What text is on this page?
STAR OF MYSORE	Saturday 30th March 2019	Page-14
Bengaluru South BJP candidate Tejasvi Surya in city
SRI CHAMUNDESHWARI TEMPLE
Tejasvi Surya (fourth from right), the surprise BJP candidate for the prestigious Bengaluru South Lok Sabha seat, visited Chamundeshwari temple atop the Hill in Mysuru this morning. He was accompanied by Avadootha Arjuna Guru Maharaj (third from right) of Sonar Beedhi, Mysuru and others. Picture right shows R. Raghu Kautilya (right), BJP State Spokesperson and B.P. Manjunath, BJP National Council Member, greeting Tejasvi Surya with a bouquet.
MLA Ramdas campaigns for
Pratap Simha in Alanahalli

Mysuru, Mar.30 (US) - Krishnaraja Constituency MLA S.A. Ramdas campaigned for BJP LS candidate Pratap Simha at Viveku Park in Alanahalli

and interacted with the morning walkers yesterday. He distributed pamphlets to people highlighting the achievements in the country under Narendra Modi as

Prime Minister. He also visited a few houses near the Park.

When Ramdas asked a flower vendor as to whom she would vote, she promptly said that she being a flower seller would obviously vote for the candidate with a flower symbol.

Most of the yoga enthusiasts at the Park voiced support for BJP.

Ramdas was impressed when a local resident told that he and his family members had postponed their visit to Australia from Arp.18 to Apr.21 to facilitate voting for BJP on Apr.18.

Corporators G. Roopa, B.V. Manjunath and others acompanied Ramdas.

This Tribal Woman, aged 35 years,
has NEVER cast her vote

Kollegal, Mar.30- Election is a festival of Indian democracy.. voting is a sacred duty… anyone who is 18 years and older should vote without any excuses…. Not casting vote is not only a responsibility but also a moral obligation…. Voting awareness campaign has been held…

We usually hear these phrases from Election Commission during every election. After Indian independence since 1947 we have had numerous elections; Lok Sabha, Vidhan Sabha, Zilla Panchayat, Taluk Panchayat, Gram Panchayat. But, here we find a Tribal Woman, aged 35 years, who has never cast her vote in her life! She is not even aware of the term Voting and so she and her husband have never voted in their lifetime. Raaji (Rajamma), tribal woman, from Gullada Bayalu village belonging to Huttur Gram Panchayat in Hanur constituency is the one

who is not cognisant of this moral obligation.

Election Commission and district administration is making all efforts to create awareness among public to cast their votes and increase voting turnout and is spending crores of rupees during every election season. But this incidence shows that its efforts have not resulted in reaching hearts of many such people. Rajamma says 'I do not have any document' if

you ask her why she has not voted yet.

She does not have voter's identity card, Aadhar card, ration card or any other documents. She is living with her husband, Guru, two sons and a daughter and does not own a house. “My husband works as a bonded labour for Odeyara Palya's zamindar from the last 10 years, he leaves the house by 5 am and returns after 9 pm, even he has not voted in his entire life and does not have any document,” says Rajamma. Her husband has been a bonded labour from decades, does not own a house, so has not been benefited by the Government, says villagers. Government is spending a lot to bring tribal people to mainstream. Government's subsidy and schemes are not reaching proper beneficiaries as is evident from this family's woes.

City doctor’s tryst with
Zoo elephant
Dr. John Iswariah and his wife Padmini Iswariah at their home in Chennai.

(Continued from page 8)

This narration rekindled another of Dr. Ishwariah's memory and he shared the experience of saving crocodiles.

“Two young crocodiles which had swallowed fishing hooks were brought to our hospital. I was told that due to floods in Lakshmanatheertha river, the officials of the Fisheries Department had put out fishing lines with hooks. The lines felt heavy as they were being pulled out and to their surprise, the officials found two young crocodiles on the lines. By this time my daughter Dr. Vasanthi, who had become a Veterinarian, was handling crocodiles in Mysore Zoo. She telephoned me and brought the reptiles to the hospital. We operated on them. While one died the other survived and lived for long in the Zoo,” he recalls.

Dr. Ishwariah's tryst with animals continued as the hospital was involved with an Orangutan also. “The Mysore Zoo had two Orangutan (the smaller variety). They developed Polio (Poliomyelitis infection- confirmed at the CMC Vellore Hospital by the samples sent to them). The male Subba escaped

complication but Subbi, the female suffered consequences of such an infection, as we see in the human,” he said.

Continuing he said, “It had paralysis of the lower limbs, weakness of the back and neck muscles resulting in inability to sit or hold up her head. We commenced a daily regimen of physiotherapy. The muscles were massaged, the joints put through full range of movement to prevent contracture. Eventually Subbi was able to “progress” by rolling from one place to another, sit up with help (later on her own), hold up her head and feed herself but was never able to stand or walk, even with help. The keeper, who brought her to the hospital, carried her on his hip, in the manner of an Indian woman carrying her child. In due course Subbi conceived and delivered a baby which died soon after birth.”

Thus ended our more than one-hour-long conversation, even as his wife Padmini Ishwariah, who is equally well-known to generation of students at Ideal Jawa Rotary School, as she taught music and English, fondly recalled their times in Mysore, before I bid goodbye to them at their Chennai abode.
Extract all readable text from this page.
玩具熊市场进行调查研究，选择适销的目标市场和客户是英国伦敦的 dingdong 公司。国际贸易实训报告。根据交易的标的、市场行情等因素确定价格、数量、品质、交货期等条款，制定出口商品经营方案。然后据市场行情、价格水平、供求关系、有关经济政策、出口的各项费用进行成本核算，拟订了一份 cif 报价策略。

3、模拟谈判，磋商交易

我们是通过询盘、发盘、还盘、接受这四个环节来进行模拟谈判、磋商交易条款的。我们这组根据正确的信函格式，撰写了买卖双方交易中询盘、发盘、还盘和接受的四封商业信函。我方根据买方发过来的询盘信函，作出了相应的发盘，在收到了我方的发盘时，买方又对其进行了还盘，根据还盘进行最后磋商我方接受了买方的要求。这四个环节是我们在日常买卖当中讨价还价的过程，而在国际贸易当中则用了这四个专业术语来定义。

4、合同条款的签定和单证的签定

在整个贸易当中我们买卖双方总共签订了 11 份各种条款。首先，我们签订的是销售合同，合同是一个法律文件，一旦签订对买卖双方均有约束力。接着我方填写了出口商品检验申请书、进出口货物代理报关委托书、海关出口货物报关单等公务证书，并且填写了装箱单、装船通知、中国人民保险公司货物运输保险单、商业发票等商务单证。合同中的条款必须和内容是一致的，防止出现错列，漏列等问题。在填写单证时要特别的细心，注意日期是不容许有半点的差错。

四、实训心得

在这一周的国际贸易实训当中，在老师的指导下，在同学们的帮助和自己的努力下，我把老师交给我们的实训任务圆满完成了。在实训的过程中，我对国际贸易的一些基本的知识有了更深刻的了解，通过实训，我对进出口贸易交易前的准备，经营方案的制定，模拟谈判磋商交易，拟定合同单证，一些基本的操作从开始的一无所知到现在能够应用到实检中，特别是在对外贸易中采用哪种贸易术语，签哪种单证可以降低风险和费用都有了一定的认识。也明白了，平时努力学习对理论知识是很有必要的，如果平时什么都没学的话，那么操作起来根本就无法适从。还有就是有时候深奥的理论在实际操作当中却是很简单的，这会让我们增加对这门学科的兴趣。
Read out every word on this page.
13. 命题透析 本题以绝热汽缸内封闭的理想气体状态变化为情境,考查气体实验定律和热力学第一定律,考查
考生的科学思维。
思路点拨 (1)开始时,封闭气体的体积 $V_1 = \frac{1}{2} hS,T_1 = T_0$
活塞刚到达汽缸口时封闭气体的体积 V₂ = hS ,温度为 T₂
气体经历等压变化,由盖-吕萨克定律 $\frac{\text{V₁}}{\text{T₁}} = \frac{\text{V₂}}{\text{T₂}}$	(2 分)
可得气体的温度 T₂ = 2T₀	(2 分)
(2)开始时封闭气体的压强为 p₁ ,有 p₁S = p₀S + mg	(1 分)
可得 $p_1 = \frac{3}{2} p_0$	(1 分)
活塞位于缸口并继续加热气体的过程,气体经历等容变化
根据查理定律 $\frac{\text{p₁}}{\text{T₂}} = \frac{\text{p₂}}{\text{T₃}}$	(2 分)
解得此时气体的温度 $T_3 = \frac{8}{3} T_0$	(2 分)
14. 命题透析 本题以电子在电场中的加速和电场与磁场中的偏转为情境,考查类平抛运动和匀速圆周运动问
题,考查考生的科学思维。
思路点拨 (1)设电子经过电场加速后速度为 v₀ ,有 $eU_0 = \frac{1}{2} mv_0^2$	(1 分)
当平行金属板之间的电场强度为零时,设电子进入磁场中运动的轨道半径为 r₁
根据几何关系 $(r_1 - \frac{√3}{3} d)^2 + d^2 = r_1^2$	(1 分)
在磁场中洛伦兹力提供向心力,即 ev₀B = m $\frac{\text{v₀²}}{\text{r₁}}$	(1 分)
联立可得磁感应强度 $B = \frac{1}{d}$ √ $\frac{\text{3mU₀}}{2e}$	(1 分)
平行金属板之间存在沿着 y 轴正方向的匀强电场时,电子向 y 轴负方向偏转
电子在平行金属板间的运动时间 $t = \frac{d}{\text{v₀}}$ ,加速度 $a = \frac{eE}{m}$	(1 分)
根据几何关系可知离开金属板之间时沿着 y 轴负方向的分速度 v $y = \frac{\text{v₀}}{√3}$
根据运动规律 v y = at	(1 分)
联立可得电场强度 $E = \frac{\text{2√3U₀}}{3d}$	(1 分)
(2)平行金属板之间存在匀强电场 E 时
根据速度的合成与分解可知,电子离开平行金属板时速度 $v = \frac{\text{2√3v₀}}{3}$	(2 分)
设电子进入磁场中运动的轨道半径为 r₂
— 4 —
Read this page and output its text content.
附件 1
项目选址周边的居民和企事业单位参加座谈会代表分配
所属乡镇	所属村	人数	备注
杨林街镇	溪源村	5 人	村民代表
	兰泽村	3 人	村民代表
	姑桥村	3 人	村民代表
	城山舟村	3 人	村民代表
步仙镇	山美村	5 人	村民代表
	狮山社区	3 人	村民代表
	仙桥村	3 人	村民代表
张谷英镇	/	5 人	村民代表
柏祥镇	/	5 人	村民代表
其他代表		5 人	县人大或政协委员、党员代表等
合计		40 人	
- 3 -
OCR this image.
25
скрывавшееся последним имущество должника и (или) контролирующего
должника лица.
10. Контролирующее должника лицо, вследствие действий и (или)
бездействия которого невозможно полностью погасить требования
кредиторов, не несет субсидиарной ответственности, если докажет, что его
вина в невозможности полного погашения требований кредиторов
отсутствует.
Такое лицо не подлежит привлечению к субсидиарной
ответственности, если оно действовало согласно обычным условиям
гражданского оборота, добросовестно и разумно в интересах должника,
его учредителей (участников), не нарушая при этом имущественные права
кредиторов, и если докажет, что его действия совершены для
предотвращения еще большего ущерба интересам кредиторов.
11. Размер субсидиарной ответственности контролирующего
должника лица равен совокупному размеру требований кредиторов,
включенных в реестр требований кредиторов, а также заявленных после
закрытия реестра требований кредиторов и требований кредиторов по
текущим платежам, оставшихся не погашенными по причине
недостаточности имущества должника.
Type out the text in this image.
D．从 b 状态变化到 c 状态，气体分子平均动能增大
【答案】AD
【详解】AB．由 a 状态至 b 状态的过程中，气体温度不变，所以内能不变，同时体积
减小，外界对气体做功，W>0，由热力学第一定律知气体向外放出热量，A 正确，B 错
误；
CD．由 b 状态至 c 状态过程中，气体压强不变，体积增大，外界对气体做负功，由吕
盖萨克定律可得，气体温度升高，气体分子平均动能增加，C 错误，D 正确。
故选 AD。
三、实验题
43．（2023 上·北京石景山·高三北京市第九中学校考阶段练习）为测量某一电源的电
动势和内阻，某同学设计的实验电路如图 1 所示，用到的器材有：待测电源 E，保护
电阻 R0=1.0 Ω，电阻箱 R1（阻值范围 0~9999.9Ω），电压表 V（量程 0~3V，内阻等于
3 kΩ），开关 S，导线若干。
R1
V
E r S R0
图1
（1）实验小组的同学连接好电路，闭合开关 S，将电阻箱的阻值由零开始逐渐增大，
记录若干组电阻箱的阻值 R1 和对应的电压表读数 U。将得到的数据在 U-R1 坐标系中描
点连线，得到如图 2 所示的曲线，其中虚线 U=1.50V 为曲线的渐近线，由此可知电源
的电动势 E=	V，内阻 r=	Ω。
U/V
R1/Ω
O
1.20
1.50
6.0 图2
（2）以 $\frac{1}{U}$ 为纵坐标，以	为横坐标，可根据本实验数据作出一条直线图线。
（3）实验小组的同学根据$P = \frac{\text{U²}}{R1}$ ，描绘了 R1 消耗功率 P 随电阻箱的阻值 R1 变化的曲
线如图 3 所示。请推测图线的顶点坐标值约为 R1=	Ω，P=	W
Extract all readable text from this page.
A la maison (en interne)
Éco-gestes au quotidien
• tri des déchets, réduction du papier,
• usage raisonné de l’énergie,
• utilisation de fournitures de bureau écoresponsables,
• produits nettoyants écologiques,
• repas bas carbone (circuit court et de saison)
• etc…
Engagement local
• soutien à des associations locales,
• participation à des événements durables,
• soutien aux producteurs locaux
○ ○ ○ ○ ○
• [REQUIREMENT]
In the entries above, find every line holding the word "Chennai" and copy it out.

• [SOLUTION TO THIS TASK]
Dr. John Iswariah and his wife Padmini Iswariah at their home in Chennai.
Thus ended our more than one-hour-long conversation, even as his wife Padmini Ishwariah, who is equally well-known to generation of students at Ideal Jawa Rotary School, as she taught music and English, fondly recalled their times in Mysore, before I bid goodbye to them at their Chennai abode.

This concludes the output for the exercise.